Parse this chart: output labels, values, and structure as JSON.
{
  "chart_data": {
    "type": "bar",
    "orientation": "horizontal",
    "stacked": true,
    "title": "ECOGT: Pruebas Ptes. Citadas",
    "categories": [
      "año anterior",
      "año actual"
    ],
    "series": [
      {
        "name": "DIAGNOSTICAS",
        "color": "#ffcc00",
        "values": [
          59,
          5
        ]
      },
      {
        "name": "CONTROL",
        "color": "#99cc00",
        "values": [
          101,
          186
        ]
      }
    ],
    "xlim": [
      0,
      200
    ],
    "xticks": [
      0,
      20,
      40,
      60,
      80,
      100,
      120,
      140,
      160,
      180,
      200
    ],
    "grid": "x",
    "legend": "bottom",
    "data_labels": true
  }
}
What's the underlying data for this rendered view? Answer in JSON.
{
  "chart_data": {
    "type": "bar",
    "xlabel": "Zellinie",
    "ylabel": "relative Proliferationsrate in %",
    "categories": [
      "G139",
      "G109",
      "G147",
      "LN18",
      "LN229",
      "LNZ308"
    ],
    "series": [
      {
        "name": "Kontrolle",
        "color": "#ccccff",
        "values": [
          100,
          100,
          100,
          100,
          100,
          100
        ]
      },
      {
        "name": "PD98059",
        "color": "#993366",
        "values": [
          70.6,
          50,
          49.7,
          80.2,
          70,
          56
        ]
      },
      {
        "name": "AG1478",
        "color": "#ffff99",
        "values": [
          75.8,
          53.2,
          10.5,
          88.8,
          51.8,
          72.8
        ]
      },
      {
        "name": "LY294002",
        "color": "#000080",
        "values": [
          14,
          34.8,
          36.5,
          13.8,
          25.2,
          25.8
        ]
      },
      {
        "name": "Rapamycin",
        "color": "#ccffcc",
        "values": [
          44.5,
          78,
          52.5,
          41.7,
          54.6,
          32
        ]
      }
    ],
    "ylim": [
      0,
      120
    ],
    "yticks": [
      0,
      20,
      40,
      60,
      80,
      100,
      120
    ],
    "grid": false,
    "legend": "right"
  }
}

----

WORK REQUIRED:
Set down all of the entries exactly, please.

RESPONSE TO THE TASK:
Parse this chart: output labels, values, and structure as JSON.
{
  "chart_data": {
    "type": "bar",
    "orientation": "horizontal",
    "stacked": true,
    "title": "ECOGT: Pruebas Ptes. Citadas",
    "categories": [
      "año anterior",
      "año actual"
    ],
    "series": [
      {
        "name": "DIAGNOSTICAS",
        "color": "#ffcc00",
        "values": [
          59,
          5
        ]
      },
      {
        "name": "CONTROL",
        "color": "#99cc00",
        "values": [
          101,
          186
        ]
      }
    ],
    "xlim": [
      0,
      200
    ],
    "xticks": [
      0,
      20,
      40,
      60,
      80,
      100,
      120,
      140,
      160,
      180,
      200
    ],
    "grid": "x",
    "legend": "bottom",
    "data_labels": true
  }
}
What's the underlying data for this rendered view? Answer in JSON.
{
  "chart_data": {
    "type": "bar",
    "xlabel": "Zellinie",
    "ylabel": "relative Proliferationsrate in %",
    "categories": [
      "G139",
      "G109",
      "G147",
      "LN18",
      "LN229",
      "LNZ308"
    ],
    "series": [
      {
        "name": "Kontrolle",
        "color": "#ccccff",
        "values": [
          100,
          100,
          100,
          100,
          100,
          100
        ]
      },
      {
        "name": "PD98059",
        "color": "#993366",
        "values": [
          70.6,
          50,
          49.7,
          80.2,
          70,
          56
        ]
      },
      {
        "name": "AG1478",
        "color": "#ffff99",
        "values": [
          75.8,
          53.2,
          10.5,
          88.8,
          51.8,
          72.8
        ]
      },
      {
        "name": "LY294002",
        "color": "#000080",
        "values": [
          14,
          34.8,
          36.5,
          13.8,
          25.2,
          25.8
        ]
      },
      {
        "name": "Rapamycin",
        "color": "#ccffcc",
        "values": [
          44.5,
          78,
          52.5,
          41.7,
          54.6,
          32
        ]
      }
    ],
    "ylim": [
      0,
      120
    ],
    "yticks": [
      0,
      20,
      40,
      60,
      80,
      100,
      120
    ],
    "grid": false,
    "legend": "right"
  }
}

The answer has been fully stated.